[Collected data]
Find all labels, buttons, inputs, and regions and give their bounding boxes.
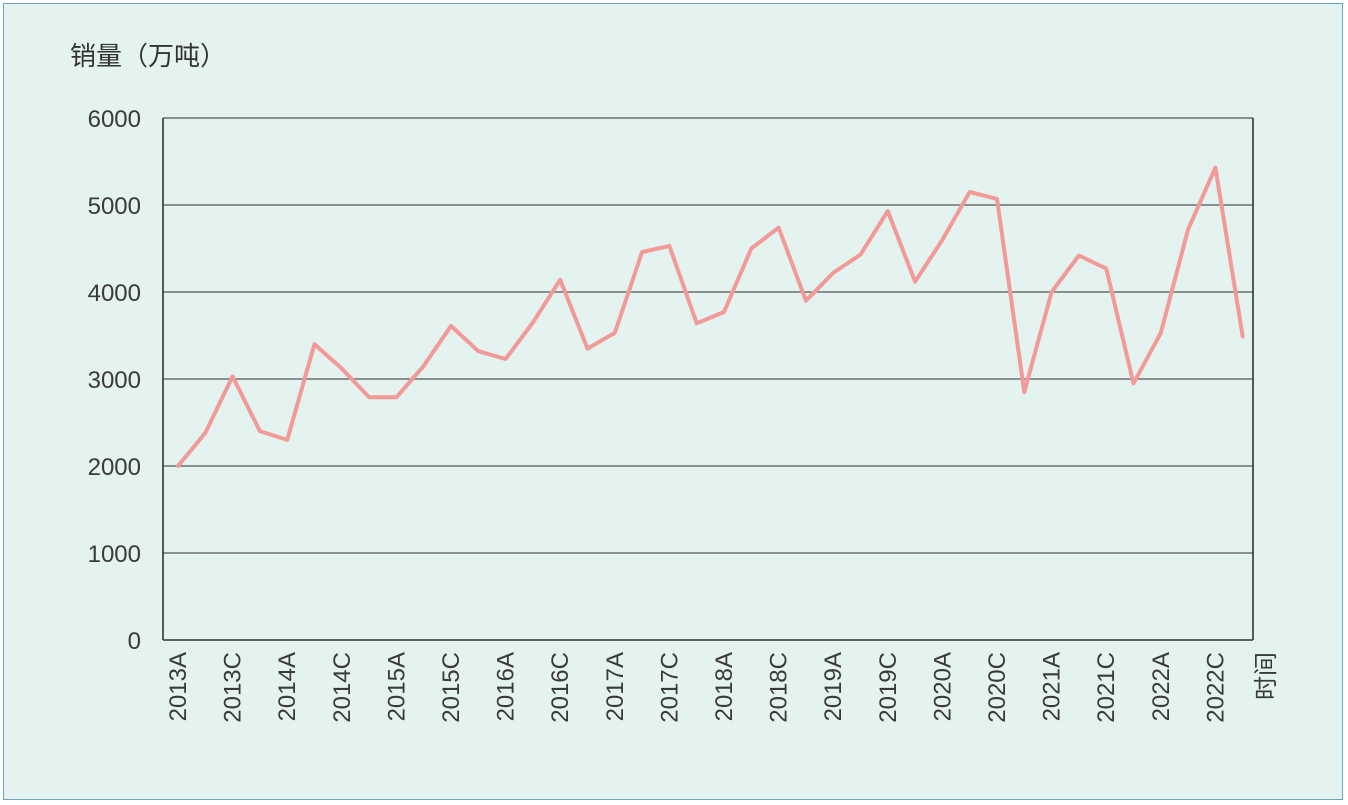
- x-tick-label: 2016A: [493, 652, 520, 721]
- x-tick-label: 2013A: [165, 652, 192, 721]
- x-tick-label: 2014C: [329, 652, 356, 723]
- data-point: [940, 238, 944, 242]
- x-tick-label: 2016C: [547, 652, 574, 723]
- data-point: [613, 331, 617, 335]
- y-axis-title: 销量（万吨）: [70, 42, 226, 72]
- data-point: [1050, 290, 1054, 294]
- x-tick-labels: 2013A 2013C 2014A 2014C 2015A 2015C 2016A 2016C…: [165, 652, 1229, 723]
- data-point: [203, 431, 207, 435]
- x-tick-label: 2020C: [984, 652, 1011, 723]
- data-point: [667, 244, 671, 248]
- y-tick-label: 0: [128, 628, 141, 655]
- y-tick-label: 2000: [88, 454, 141, 481]
- series-group: [176, 165, 1245, 468]
- x-tick-label: 2017A: [602, 652, 629, 721]
- data-point: [995, 197, 999, 201]
- data-point: [367, 395, 371, 399]
- x-tick-label: 2017C: [656, 652, 683, 723]
- data-point: [886, 209, 890, 213]
- series-line: [176, 165, 1245, 468]
- data-point: [476, 349, 480, 353]
- data-point: [1104, 267, 1108, 271]
- data-point: [176, 464, 180, 468]
- y-tick-label: 5000: [88, 193, 141, 220]
- x-tick-label: 2015A: [383, 652, 410, 721]
- y-tick-label: 4000: [88, 280, 141, 307]
- x-tick-label: 2021A: [1039, 652, 1066, 721]
- data-point: [777, 226, 781, 230]
- data-point: [313, 342, 316, 346]
- x-tick-label: 2018C: [766, 652, 793, 723]
- data-point: [1159, 331, 1163, 335]
- data-point: [422, 364, 426, 368]
- data-point: [231, 374, 235, 378]
- data-point: [722, 310, 726, 314]
- x-tick-label: 2015C: [438, 652, 465, 723]
- data-point: [749, 247, 753, 250]
- data-point: [640, 250, 644, 254]
- x-tick-label: 2019A: [820, 652, 847, 721]
- data-point: [1022, 390, 1026, 394]
- chart-frame: [3, 3, 1343, 800]
- data-point: [258, 429, 262, 433]
- y-tick-label: 6000: [88, 106, 141, 133]
- data-point: [968, 190, 972, 194]
- data-point: [340, 367, 344, 371]
- data-point: [531, 320, 535, 324]
- data-point: [695, 321, 699, 325]
- data-point: [913, 280, 917, 284]
- y-tick-label: 1000: [88, 541, 141, 568]
- x-tick-label: 2020A: [929, 652, 956, 721]
- data-point: [1241, 334, 1245, 338]
- x-tick-label: 2021C: [1093, 652, 1120, 723]
- gridlines: [162, 117, 1254, 641]
- data-point: [586, 347, 589, 351]
- data-point: [831, 271, 835, 275]
- x-axis-title: 时间: [1252, 652, 1280, 700]
- x-tick-label: 2019C: [875, 652, 902, 723]
- data-point: [1186, 227, 1190, 231]
- data-point: [394, 395, 398, 399]
- x-tick-label: 2022C: [1202, 652, 1229, 723]
- data-point: [804, 299, 808, 303]
- x-tick-label: 2018A: [711, 652, 738, 721]
- data-point: [449, 324, 453, 328]
- x-tick-label: 2013C: [220, 652, 247, 723]
- data-point: [859, 253, 862, 257]
- data-point: [558, 278, 562, 282]
- x-tick-label: 2022A: [1148, 652, 1175, 721]
- data-point: [285, 438, 289, 442]
- y-tick-labels: 0 1000 2000 3000 4000 5000 6000: [88, 106, 141, 655]
- x-tick-label: 2014A: [274, 652, 301, 721]
- data-point: [504, 357, 508, 361]
- data-point: [1213, 166, 1217, 170]
- data-point: [1077, 253, 1081, 257]
- data-point: [1132, 381, 1135, 385]
- y-tick-label: 3000: [88, 367, 141, 394]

_WORK INSTRUCTIONS_.
Could you copy every line of the material above word for word, leaving out the picture?

_ANSWER FOR THIS EXERCISE_.
Find all labels, buttons, inputs, and regions and give their bounding boxes.
- x-tick-label: 2016A: [493, 652, 520, 721]
- x-tick-label: 2013A: [165, 652, 192, 721]
- x-tick-label: 2014C: [329, 652, 356, 723]
- data-point: [940, 238, 944, 242]
- x-tick-label: 2016C: [547, 652, 574, 723]
- data-point: [613, 331, 617, 335]
- y-axis-title: 销量（万吨）: [70, 42, 226, 72]
- data-point: [1050, 290, 1054, 294]
- x-tick-labels: 2013A 2013C 2014A 2014C 2015A 2015C 2016A 2016C…: [165, 652, 1229, 723]
- data-point: [203, 431, 207, 435]
- x-tick-label: 2020C: [984, 652, 1011, 723]
- data-point: [667, 244, 671, 248]
- y-tick-label: 0: [128, 628, 141, 655]
- y-tick-label: 2000: [88, 454, 141, 481]
- series-group: [176, 165, 1245, 468]
- x-tick-label: 2017A: [602, 652, 629, 721]
- data-point: [995, 197, 999, 201]
- data-point: [367, 395, 371, 399]
- x-tick-label: 2017C: [656, 652, 683, 723]
- data-point: [886, 209, 890, 213]
- series-line: [176, 165, 1245, 468]
- data-point: [476, 349, 480, 353]
- data-point: [1104, 267, 1108, 271]
- data-point: [176, 464, 180, 468]
- y-tick-label: 5000: [88, 193, 141, 220]
- x-tick-label: 2015A: [383, 652, 410, 721]
- y-tick-label: 4000: [88, 280, 141, 307]
- x-tick-label: 2021A: [1039, 652, 1066, 721]
- data-point: [777, 226, 781, 230]
- data-point: [313, 342, 316, 346]
- x-tick-label: 2018C: [766, 652, 793, 723]
- data-point: [1159, 331, 1163, 335]
- data-point: [422, 364, 426, 368]
- data-point: [231, 374, 235, 378]
- data-point: [722, 310, 726, 314]
- x-tick-label: 2015C: [438, 652, 465, 723]
- data-point: [749, 247, 753, 250]
- data-point: [640, 250, 644, 254]
- x-tick-label: 2019A: [820, 652, 847, 721]
- data-point: [1022, 390, 1026, 394]
- chart-frame: [3, 3, 1343, 800]
- data-point: [258, 429, 262, 433]
- y-tick-label: 6000: [88, 106, 141, 133]
- data-point: [968, 190, 972, 194]
- data-point: [340, 367, 344, 371]
- data-point: [531, 320, 535, 324]
- data-point: [695, 321, 699, 325]
- data-point: [913, 280, 917, 284]
- y-tick-label: 1000: [88, 541, 141, 568]
- x-tick-label: 2020A: [929, 652, 956, 721]
- data-point: [1241, 334, 1245, 338]
- x-tick-label: 2021C: [1093, 652, 1120, 723]
- gridlines: [162, 117, 1254, 641]
- data-point: [586, 347, 589, 351]
- data-point: [831, 271, 835, 275]
- x-axis-title: 时间: [1252, 652, 1280, 700]
- x-tick-label: 2019C: [875, 652, 902, 723]
- data-point: [1186, 227, 1190, 231]
- data-point: [394, 395, 398, 399]
- x-tick-label: 2022C: [1202, 652, 1229, 723]
- data-point: [804, 299, 808, 303]
- x-tick-label: 2018A: [711, 652, 738, 721]
- data-point: [449, 324, 453, 328]
- x-tick-label: 2013C: [220, 652, 247, 723]
- data-point: [859, 253, 862, 257]
- data-point: [558, 278, 562, 282]
- x-tick-label: 2022A: [1148, 652, 1175, 721]
- data-point: [285, 438, 289, 442]
- y-tick-labels: 0 1000 2000 3000 4000 5000 6000: [88, 106, 141, 655]
- x-tick-label: 2014A: [274, 652, 301, 721]
- data-point: [504, 357, 508, 361]
- data-point: [1213, 166, 1217, 170]
- data-point: [1077, 253, 1081, 257]
- data-point: [1132, 381, 1135, 385]
- y-tick-label: 3000: [88, 367, 141, 394]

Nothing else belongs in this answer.